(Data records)
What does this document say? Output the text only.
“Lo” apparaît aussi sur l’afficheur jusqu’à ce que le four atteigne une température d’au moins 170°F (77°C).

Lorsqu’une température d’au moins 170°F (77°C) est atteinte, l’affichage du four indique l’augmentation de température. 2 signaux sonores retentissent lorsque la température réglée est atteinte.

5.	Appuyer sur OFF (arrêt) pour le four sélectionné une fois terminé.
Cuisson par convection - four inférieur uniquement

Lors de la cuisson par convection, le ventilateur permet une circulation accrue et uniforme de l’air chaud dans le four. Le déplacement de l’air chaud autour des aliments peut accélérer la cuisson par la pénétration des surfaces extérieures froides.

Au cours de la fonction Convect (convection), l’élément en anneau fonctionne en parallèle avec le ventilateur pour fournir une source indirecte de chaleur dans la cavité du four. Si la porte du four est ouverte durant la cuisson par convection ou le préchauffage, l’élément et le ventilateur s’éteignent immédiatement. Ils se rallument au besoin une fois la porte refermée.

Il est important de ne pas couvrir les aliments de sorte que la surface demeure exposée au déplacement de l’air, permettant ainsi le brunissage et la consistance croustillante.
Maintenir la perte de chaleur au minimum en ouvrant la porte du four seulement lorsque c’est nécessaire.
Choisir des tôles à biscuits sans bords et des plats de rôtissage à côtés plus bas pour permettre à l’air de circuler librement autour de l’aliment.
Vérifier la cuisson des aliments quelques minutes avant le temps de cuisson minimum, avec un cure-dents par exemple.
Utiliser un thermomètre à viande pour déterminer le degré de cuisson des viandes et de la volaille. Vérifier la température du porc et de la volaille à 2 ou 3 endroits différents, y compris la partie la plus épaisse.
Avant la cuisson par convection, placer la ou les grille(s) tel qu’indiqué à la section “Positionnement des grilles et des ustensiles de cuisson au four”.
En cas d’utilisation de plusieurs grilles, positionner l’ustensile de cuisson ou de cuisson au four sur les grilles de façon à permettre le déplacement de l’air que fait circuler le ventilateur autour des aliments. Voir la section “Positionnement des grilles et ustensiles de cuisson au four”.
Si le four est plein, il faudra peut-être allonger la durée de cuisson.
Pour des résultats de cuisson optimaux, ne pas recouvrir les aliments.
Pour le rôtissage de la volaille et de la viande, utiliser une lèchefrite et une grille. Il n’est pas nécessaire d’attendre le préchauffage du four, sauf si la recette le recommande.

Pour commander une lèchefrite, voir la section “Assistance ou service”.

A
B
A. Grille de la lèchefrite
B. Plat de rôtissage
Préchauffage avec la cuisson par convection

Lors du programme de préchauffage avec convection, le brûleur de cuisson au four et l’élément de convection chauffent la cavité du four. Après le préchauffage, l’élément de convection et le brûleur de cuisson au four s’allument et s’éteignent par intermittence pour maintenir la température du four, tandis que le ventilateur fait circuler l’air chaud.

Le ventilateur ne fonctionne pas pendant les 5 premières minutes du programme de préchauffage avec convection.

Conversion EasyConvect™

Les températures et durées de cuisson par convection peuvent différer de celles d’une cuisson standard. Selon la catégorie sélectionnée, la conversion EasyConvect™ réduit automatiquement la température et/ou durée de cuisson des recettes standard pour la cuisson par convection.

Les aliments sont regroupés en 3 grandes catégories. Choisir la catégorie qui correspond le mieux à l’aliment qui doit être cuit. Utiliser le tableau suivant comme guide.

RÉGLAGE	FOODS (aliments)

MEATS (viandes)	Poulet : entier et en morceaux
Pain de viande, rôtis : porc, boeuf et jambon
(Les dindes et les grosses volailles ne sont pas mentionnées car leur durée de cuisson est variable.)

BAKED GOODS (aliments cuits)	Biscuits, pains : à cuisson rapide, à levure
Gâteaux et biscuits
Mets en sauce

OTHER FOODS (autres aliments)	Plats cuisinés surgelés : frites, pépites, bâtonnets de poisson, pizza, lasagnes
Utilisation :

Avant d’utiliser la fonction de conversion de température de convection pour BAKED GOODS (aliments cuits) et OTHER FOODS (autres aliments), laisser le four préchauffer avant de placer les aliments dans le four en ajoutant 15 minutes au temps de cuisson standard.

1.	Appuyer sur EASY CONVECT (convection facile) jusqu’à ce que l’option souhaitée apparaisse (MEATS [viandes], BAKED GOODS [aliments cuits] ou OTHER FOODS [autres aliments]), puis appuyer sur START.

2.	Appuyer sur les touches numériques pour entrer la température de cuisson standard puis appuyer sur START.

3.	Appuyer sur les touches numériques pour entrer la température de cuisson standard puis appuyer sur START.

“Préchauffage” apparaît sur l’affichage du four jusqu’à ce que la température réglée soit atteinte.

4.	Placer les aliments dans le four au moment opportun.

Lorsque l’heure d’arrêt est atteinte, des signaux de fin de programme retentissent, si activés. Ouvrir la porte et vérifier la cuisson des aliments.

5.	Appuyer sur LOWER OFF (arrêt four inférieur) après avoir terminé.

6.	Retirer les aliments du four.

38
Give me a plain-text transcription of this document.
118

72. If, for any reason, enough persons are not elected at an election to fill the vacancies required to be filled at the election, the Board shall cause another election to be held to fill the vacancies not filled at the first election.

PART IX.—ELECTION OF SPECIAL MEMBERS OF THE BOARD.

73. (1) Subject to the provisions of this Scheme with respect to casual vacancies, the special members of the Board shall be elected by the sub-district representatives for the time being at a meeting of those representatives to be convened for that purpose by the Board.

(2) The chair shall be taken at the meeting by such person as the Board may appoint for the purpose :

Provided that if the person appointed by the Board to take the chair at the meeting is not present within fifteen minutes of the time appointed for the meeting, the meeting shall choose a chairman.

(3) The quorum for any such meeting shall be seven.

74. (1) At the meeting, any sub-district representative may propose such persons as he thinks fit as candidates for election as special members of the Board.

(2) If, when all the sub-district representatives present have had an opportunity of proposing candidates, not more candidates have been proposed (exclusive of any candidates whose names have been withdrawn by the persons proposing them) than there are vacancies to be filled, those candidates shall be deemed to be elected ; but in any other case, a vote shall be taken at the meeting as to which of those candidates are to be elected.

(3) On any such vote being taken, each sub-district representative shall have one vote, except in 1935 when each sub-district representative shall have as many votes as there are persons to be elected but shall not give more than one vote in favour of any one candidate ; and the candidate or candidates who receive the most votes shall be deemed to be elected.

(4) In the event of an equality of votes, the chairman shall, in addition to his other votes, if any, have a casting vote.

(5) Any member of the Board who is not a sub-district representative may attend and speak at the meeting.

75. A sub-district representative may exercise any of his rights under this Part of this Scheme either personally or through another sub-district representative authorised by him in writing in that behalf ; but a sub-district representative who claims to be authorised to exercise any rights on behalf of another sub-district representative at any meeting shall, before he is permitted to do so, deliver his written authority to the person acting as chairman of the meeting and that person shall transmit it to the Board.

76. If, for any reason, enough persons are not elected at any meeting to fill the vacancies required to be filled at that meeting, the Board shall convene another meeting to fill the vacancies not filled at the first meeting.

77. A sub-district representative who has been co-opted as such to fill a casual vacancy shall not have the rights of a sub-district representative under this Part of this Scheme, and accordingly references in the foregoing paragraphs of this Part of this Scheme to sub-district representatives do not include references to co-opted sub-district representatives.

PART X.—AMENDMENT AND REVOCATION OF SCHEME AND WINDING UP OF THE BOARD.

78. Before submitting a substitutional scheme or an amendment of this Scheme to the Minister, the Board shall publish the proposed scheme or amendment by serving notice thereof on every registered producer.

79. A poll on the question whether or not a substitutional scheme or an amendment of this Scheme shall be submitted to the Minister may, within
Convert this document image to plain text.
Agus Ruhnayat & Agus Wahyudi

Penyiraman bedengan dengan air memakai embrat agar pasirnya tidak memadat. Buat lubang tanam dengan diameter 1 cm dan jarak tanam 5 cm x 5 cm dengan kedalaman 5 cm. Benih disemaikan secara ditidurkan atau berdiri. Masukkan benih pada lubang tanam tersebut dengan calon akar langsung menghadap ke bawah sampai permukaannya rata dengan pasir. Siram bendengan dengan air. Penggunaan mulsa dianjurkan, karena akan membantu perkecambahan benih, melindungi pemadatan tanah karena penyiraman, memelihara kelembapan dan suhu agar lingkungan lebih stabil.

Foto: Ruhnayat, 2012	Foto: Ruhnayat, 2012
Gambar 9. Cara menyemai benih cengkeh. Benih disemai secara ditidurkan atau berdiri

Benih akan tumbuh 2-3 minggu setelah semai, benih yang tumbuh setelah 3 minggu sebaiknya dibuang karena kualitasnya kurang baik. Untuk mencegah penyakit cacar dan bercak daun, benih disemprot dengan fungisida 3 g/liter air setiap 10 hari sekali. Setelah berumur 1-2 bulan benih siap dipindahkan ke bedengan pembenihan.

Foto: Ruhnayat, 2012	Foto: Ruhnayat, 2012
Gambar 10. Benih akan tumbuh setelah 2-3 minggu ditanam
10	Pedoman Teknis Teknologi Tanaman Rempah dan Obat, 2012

● **PROBLEM REQUIREMENTS**: Search the entries for the word "retentissent", then gather every line that has it.

● **FINAL RESULT**:
Lorsqu’une température d’au moins 170°F (77°C) est atteinte, l’affichage du four indique l’augmentation de température. 2 signaux sonores retentissent lorsque la température réglée est atteinte.
Lorsque l’heure d’arrêt est atteinte, des signaux de fin de programme retentissent, si activés. Ouvrir la porte et vérifier la cuisson des aliments.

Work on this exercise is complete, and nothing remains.